** Begin RECORD LIST **
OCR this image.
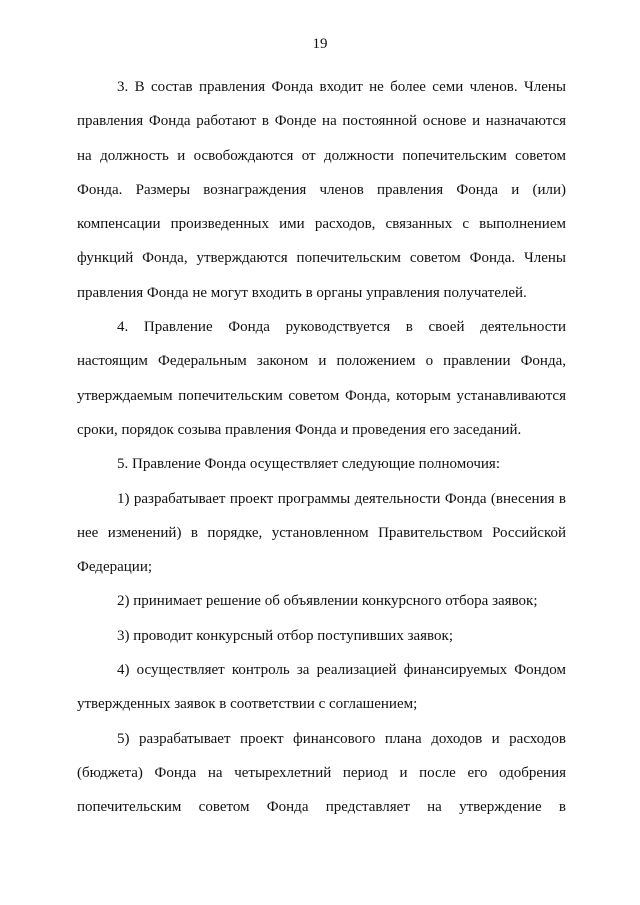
19

3. В состав правления Фонда входит не более семи членов. Члены правления Фонда работают в Фонде на постоянной основе и назначаются на должность и освобождаются от должности попечительским советом Фонда. Размеры вознаграждения членов правления Фонда и (или) компенсации произведенных ими расходов, связанных с выполнением функций Фонда, утверждаются попечительским советом Фонда. Члены правления Фонда не могут входить в органы управления получателей.

4. Правление Фонда руководствуется в своей деятельности настоящим Федеральным законом и положением о правлении Фонда, утверждаемым попечительским советом Фонда, которым устанавливаются сроки, порядок созыва правления Фонда и проведения его заседаний.

5. Правление Фонда осуществляет следующие полномочия:

1) разрабатывает проект программы деятельности Фонда (внесения в нее изменений) в порядке, установленном Правительством Российской Федерации;

2) принимает решение об объявлении конкурсного отбора заявок;

3) проводит конкурсный отбор поступивших заявок;

4) осуществляет контроль за реализацией финансируемых Фондом утвержденных заявок в соответствии с соглашением;

5) разрабатывает проект финансового плана доходов и расходов (бюджета) Фонда на четырехлетний период и после его одобрения попечительским советом Фонда представляет на утверждение в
** End RECORD LIST **
TASK PROMPT: Exact duplication of all the records is required; pictures are omitted from the copy.

CORRECT OUTPUT:
OCR this image.
19

3. В состав правления Фонда входит не более семи членов. Члены правления Фонда работают в Фонде на постоянной основе и назначаются на должность и освобождаются от должности попечительским советом Фонда. Размеры вознаграждения членов правления Фонда и (или) компенсации произведенных ими расходов, связанных с выполнением функций Фонда, утверждаются попечительским советом Фонда. Члены правления Фонда не могут входить в органы управления получателей.

4. Правление Фонда руководствуется в своей деятельности настоящим Федеральным законом и положением о правлении Фонда, утверждаемым попечительским советом Фонда, которым устанавливаются сроки, порядок созыва правления Фонда и проведения его заседаний.

5. Правление Фонда осуществляет следующие полномочия:

1) разрабатывает проект программы деятельности Фонда (внесения в нее изменений) в порядке, установленном Правительством Российской Федерации;

2) принимает решение об объявлении конкурсного отбора заявок;

3) проводит конкурсный отбор поступивших заявок;

4) осуществляет контроль за реализацией финансируемых Фондом утвержденных заявок в соответствии с соглашением;

5) разрабатывает проект финансового плана доходов и расходов (бюджета) Фонда на четырехлетний период и после его одобрения попечительским советом Фонда представляет на утверждение в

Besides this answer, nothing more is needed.